> _Given exercise_: Which lines hold the string "下面是有序列表"? Copy every one of them.

> _Source data_:
^^^^

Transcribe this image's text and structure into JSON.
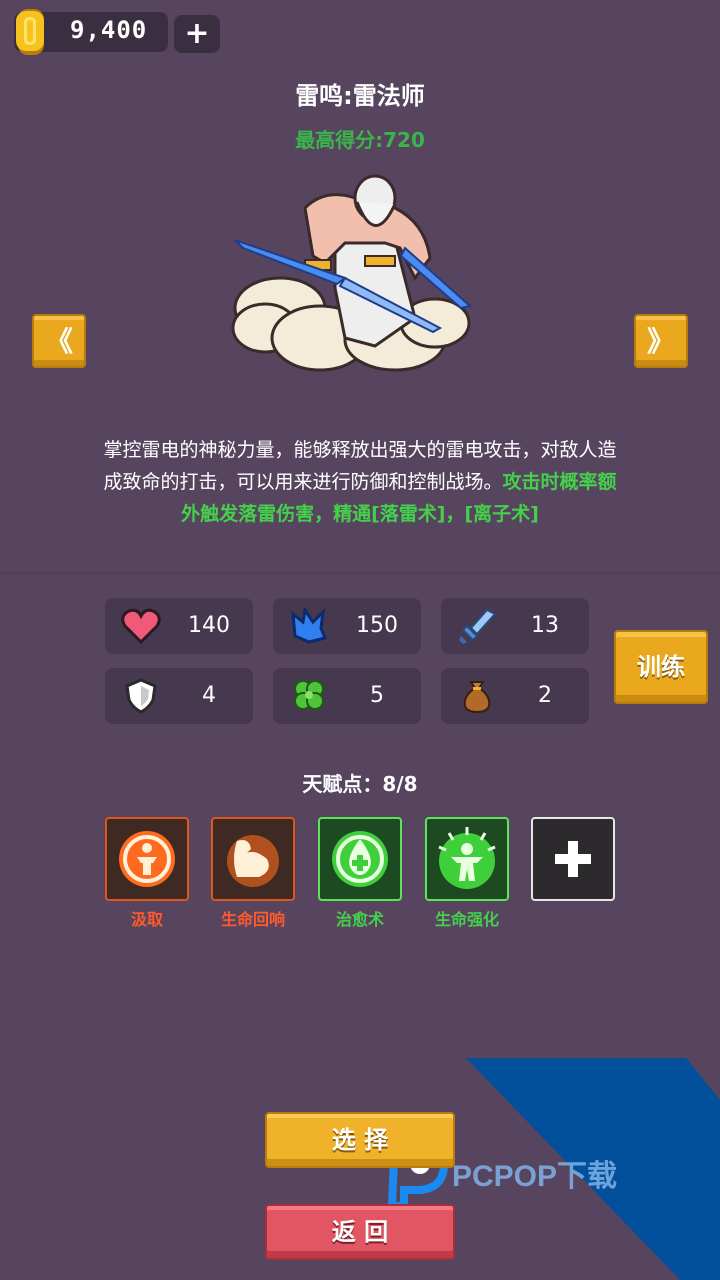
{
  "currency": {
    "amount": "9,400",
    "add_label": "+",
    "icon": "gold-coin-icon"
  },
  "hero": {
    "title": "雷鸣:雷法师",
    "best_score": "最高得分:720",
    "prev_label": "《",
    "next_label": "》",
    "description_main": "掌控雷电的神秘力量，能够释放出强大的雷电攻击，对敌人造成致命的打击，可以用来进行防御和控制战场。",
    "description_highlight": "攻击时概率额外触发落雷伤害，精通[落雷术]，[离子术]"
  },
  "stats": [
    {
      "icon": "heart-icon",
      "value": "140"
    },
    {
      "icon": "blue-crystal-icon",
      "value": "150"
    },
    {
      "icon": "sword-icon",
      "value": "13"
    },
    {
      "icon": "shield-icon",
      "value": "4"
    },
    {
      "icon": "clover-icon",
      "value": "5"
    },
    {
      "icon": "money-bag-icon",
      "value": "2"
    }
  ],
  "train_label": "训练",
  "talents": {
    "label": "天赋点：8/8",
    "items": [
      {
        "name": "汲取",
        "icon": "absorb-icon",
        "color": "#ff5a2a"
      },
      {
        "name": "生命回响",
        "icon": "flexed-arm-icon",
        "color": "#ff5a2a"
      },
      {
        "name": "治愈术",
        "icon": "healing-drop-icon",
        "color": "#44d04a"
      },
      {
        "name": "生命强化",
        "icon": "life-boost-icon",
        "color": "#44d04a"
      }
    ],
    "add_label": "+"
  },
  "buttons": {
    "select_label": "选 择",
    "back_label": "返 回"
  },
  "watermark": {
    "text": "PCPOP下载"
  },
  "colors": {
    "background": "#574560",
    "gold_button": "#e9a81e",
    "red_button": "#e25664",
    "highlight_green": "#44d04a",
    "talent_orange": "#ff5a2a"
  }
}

^^^^

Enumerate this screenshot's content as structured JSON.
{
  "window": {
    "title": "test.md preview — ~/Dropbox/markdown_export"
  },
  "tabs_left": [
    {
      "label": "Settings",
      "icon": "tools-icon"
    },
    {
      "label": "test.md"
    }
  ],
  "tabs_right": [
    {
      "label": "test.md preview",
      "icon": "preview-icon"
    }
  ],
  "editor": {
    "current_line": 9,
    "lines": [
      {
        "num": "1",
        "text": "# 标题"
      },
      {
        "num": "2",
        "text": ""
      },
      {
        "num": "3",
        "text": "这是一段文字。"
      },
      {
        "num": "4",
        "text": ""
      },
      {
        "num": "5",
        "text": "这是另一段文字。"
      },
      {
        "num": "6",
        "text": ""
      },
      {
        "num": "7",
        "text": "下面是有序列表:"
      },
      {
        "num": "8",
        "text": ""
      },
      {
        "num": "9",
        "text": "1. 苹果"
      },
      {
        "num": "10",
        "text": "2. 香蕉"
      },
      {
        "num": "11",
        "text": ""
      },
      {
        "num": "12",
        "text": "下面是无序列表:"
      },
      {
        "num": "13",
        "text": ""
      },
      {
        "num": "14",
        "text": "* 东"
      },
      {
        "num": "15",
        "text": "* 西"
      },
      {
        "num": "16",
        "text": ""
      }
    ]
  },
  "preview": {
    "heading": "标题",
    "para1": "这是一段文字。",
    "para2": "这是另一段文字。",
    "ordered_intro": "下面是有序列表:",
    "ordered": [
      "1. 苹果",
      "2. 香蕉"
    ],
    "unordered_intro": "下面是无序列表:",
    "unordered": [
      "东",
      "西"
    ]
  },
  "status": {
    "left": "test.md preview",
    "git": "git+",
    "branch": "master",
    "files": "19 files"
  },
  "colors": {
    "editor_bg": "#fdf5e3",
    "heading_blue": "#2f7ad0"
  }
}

^^^^

> _Exercise solution_:
        "text": "下面是有序列表:"
    "ordered_intro": "下面是有序列表:",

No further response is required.